• _WHAT TO WORK ON_
What is the count of lines in the listing below that hold the string "Twitter"? Reply with that number alone.

[start]

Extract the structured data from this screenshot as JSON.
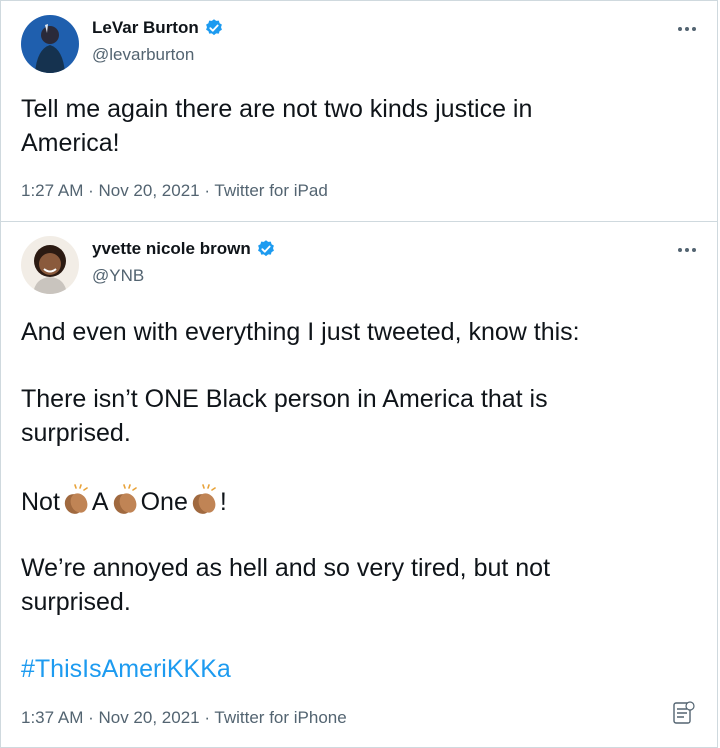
{
  "tweets": [
    {
      "author_name": "LeVar Burton",
      "handle": "@levarburton",
      "text_lines": [
        "Tell me again there are not two kinds justice in",
        "America!"
      ],
      "meta": "1:27 AM · Nov 20, 2021 · Twitter for iPad"
    },
    {
      "author_name": "yvette nicole brown",
      "handle": "@YNB",
      "p1": "And even with everything I just tweeted, know this:",
      "p2_lines": [
        "There isn’t ONE Black person in America that is",
        "surprised."
      ],
      "p3": {
        "w1": "Not",
        "w2": "A",
        "w3": "One",
        "w4": "!"
      },
      "p4_lines": [
        "We’re annoyed as hell and so very tired, but not",
        "surprised."
      ],
      "hashtag": "#ThisIsAmeriKKKa",
      "meta": "1:37 AM · Nov 20, 2021 · Twitter for iPhone"
    }
  ],
  "icons": {
    "verified": "verified-badge-icon",
    "more": "more-options-icon",
    "clap": "clapping-hands-emoji",
    "text_doc": "text-document-icon"
  },
  "colors": {
    "verified": "#1d9bf0",
    "hashtag": "#1d9bf0",
    "secondary_text": "#536471"
  }
}
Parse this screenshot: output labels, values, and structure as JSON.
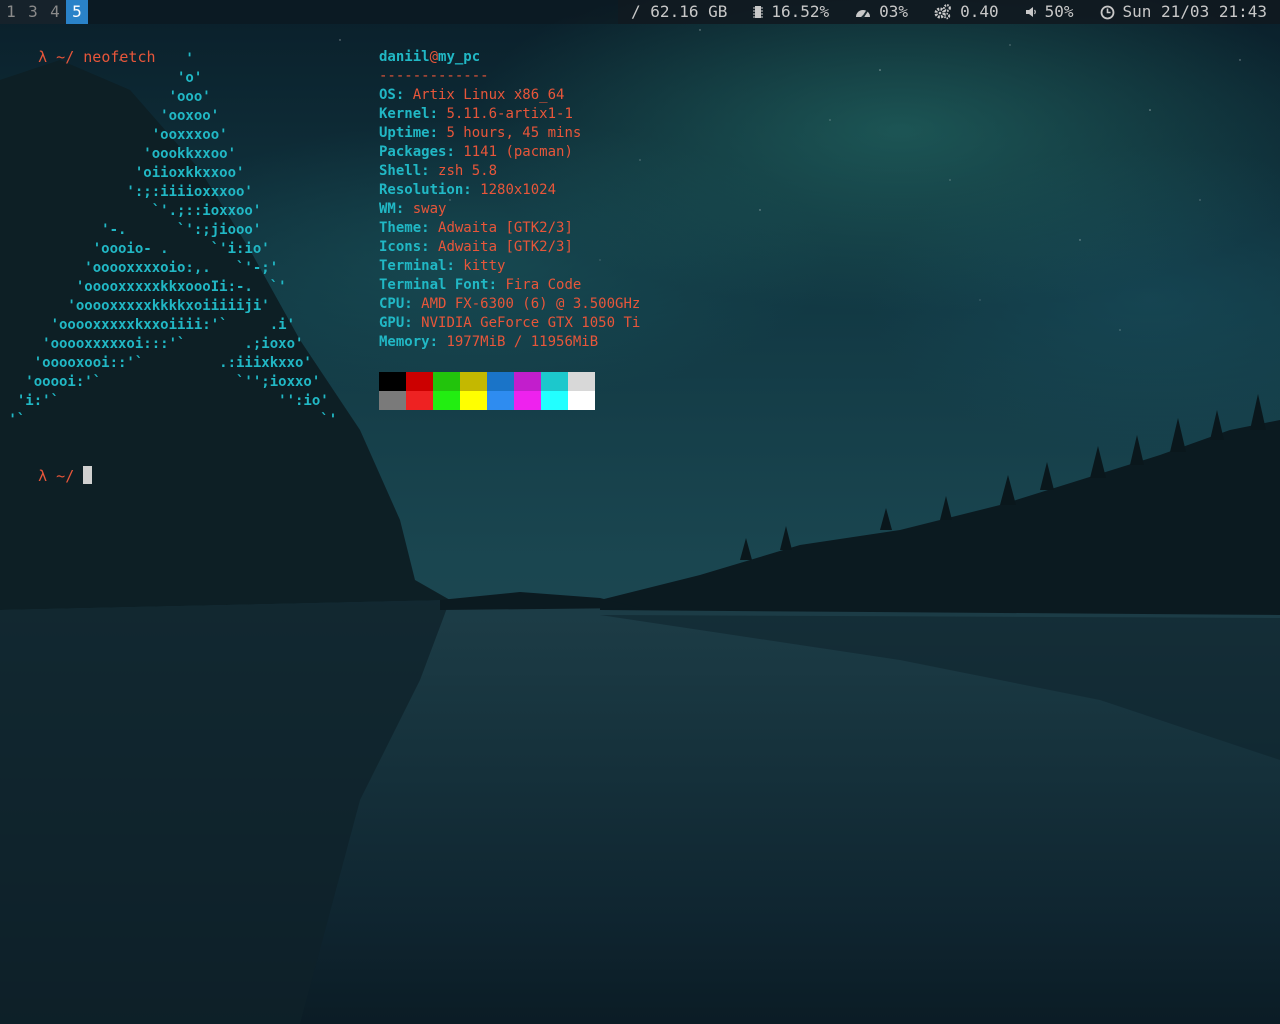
{
  "bar": {
    "workspaces": [
      {
        "label": "1",
        "focused": false
      },
      {
        "label": "3",
        "focused": false
      },
      {
        "label": "4",
        "focused": false
      },
      {
        "label": "5",
        "focused": true
      }
    ],
    "disk": "/ 62.16 GB",
    "memory": "16.52%",
    "cpu": "03%",
    "load": "0.40",
    "volume": "50%",
    "datetime": "Sun 21/03 21:43",
    "icons": [
      "memory-chip-icon",
      "speedometer-icon",
      "gears-icon",
      "speaker-icon",
      "clock-icon"
    ]
  },
  "terminal": {
    "prompt1": "λ ~/ neofetch",
    "prompt2": "λ ~/ ",
    "ascii_art": "                      '\n                     'o'\n                    'ooo'\n                   'ooxoo'\n                  'ooxxxoo'\n                 'oookkxxoo'\n                'oiioxkkxxoo'\n               ':;:iiiioxxxoo'\n                  `'.;::ioxxoo'\n            '-.      `':;jiooo'\n           'oooio- .     `'i:io'\n          'ooooxxxxoio:,.   `'-;'\n         'ooooxxxxxkkxoooIi:-.  `'\n        'ooooxxxxxkkkkxoiiiiiji'\n      'ooooxxxxxkxxoiiii:'`     .i'\n     'ooooxxxxxoi:::'`       .;ioxo'\n    'ooooxooi::'`         .:iiixkxxo'\n   'ooooi:'`                `'';ioxxo'\n  'i:'`                          '':io'\n '`                                   `'",
    "neofetch": {
      "user": "daniil",
      "at": "@",
      "host": "my_pc",
      "separator": "-------------",
      "fields": [
        {
          "key": "OS",
          "value": "Artix Linux x86_64"
        },
        {
          "key": "Kernel",
          "value": "5.11.6-artix1-1"
        },
        {
          "key": "Uptime",
          "value": "5 hours, 45 mins"
        },
        {
          "key": "Packages",
          "value": "1141 (pacman)"
        },
        {
          "key": "Shell",
          "value": "zsh 5.8"
        },
        {
          "key": "Resolution",
          "value": "1280x1024"
        },
        {
          "key": "WM",
          "value": "sway"
        },
        {
          "key": "Theme",
          "value": "Adwaita [GTK2/3]"
        },
        {
          "key": "Icons",
          "value": "Adwaita [GTK2/3]"
        },
        {
          "key": "Terminal",
          "value": "kitty"
        },
        {
          "key": "Terminal Font",
          "value": "Fira Code"
        },
        {
          "key": "CPU",
          "value": "AMD FX-6300 (6) @ 3.500GHz"
        },
        {
          "key": "GPU",
          "value": "NVIDIA GeForce GTX 1050 Ti"
        },
        {
          "key": "Memory",
          "value": "1977MiB / 11956MiB"
        }
      ],
      "palette": [
        [
          "#000000",
          "#cc0000",
          "#22c40c",
          "#c4b800",
          "#1a74c8",
          "#c21ecc",
          "#1cc8cc",
          "#d8d8d8"
        ],
        [
          "#7a7a7a",
          "#ee2222",
          "#22ee11",
          "#ffff00",
          "#2e8cf0",
          "#ee22ee",
          "#22ffff",
          "#ffffff"
        ]
      ]
    }
  }
}
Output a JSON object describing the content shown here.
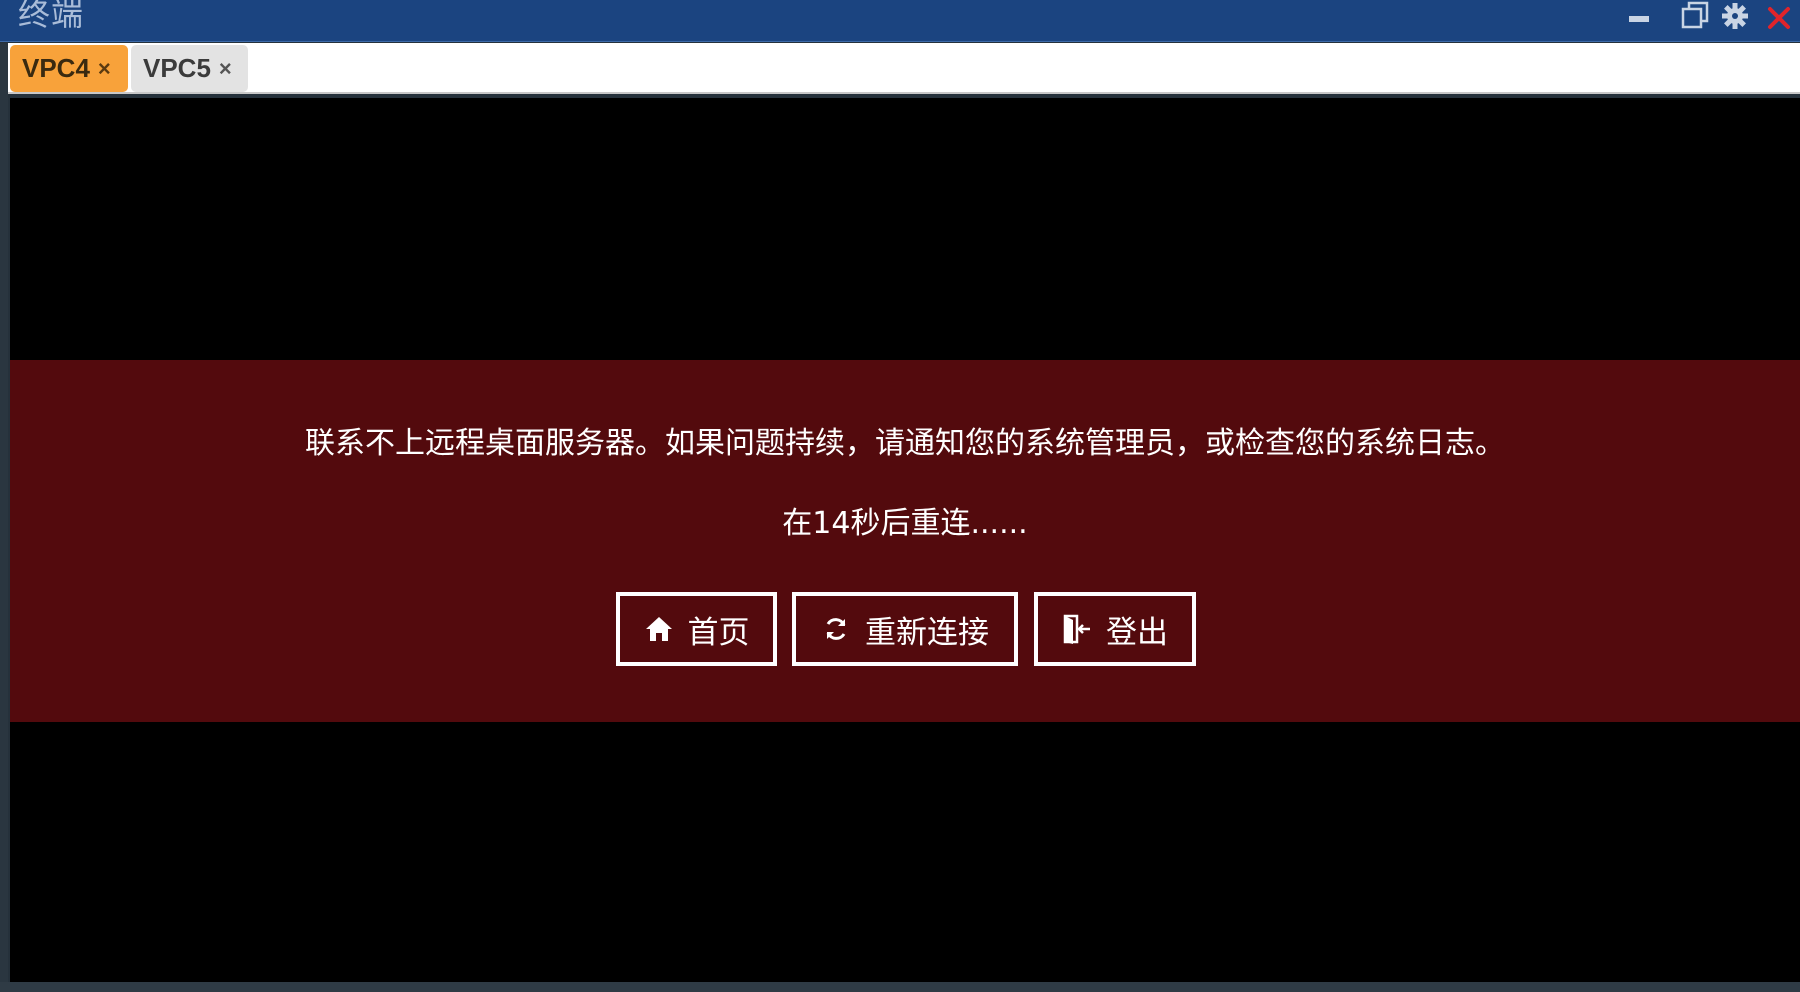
{
  "window": {
    "title": "终端"
  },
  "title_controls": {
    "minimize_icon": "minimize-icon",
    "restore_icon": "restore-icon",
    "settings_icon": "gear-icon",
    "close_icon": "close-icon",
    "close_color": "#e0242b"
  },
  "tabs": [
    {
      "label": "VPC4",
      "close": "×",
      "active": true,
      "color": "#f8a23a"
    },
    {
      "label": "VPC5",
      "close": "×",
      "active": false,
      "color": "#e3e3e3"
    }
  ],
  "error": {
    "background": "#530a0d",
    "message": "联系不上远程桌面服务器。如果问题持续，请通知您的系统管理员，或检查您的系统日志。",
    "reconnect_text": "在14秒后重连......",
    "buttons": {
      "home": {
        "label": "首页",
        "icon": "home-icon"
      },
      "reconnect": {
        "label": "重新连接",
        "icon": "refresh-icon"
      },
      "logout": {
        "label": "登出",
        "icon": "logout-icon"
      }
    }
  }
}
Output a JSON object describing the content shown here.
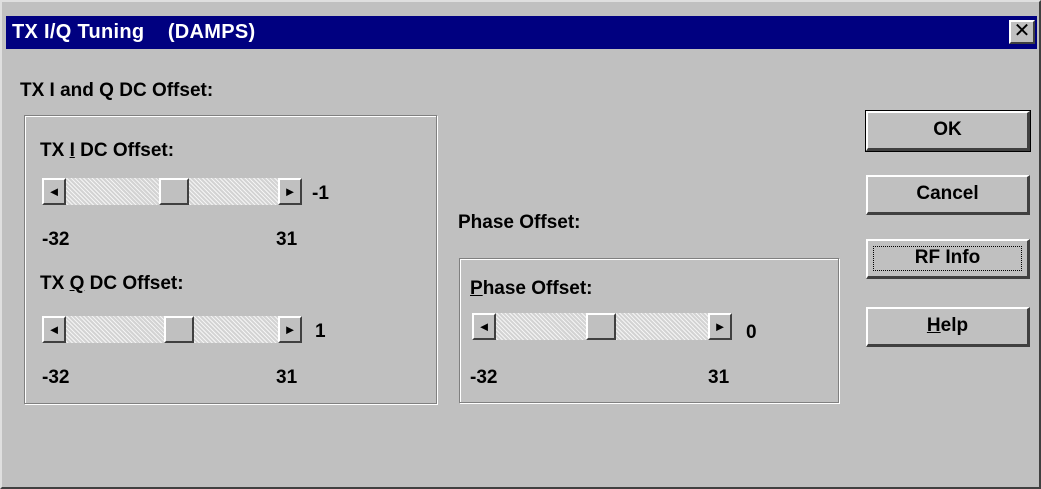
{
  "window": {
    "title": "TX I/Q Tuning    (DAMPS)",
    "close_glyph": "✕",
    "title_bar_color": "#000080"
  },
  "dc_offset": {
    "group_label": "TX I and Q DC Offset:",
    "i_offset": {
      "label_prefix": "TX ",
      "label_mnemonic": "I",
      "label_suffix": " DC Offset:",
      "value": "-1",
      "min": "-32",
      "max": "31"
    },
    "q_offset": {
      "label_prefix": "TX ",
      "label_mnemonic": "Q",
      "label_suffix": " DC Offset:",
      "value": "1",
      "min": "-32",
      "max": "31"
    }
  },
  "phase": {
    "group_label": "Phase Offset:",
    "label_mnemonic": "P",
    "label_suffix": "hase Offset:",
    "value": "0",
    "min": "-32",
    "max": "31"
  },
  "buttons": {
    "ok": "OK",
    "cancel": "Cancel",
    "rf_info": "RF Info",
    "help_mnemonic": "H",
    "help_suffix": "elp"
  },
  "icons": {
    "left_arrow": "◄",
    "right_arrow": "►"
  }
}
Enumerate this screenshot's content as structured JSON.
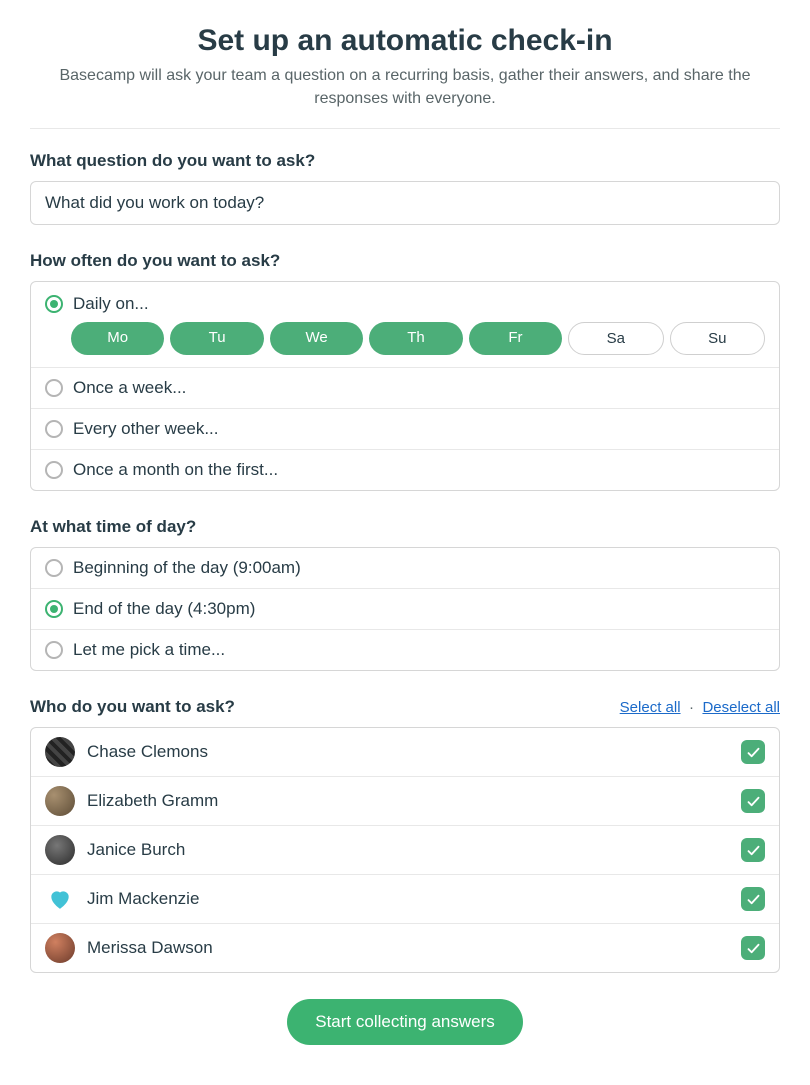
{
  "header": {
    "title": "Set up an automatic check-in",
    "subtitle": "Basecamp will ask your team a question on a recurring basis, gather their answers, and share the responses with everyone."
  },
  "question": {
    "label": "What question do you want to ask?",
    "value": "What did you work on today?"
  },
  "frequency": {
    "label": "How often do you want to ask?",
    "options": {
      "daily": {
        "label": "Daily on...",
        "selected": true
      },
      "weekly": {
        "label": "Once a week...",
        "selected": false
      },
      "biweekly": {
        "label": "Every other week...",
        "selected": false
      },
      "monthly": {
        "label": "Once a month on the first...",
        "selected": false
      }
    },
    "days": [
      {
        "abbr": "Mo",
        "on": true
      },
      {
        "abbr": "Tu",
        "on": true
      },
      {
        "abbr": "We",
        "on": true
      },
      {
        "abbr": "Th",
        "on": true
      },
      {
        "abbr": "Fr",
        "on": true
      },
      {
        "abbr": "Sa",
        "on": false
      },
      {
        "abbr": "Su",
        "on": false
      }
    ]
  },
  "time": {
    "label": "At what time of day?",
    "options": {
      "beginning": {
        "label": "Beginning of the day (9:00am)",
        "selected": false
      },
      "end": {
        "label": "End of the day (4:30pm)",
        "selected": true
      },
      "pick": {
        "label": "Let me pick a time...",
        "selected": false
      }
    }
  },
  "who": {
    "label": "Who do you want to ask?",
    "select_all": "Select all",
    "deselect_all": "Deselect all",
    "separator": "·",
    "people": [
      {
        "name": "Chase Clemons",
        "avatar": "cc",
        "checked": true
      },
      {
        "name": "Elizabeth Gramm",
        "avatar": "eg",
        "checked": true
      },
      {
        "name": "Janice Burch",
        "avatar": "jb",
        "checked": true
      },
      {
        "name": "Jim Mackenzie",
        "avatar": "jm",
        "checked": true
      },
      {
        "name": "Merissa Dawson",
        "avatar": "md",
        "checked": true
      }
    ]
  },
  "submit": {
    "label": "Start collecting answers"
  },
  "colors": {
    "accent": "#3cb371",
    "accent2": "#4cae79",
    "link": "#1b6ac9"
  }
}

[end]

• _REPLY_
2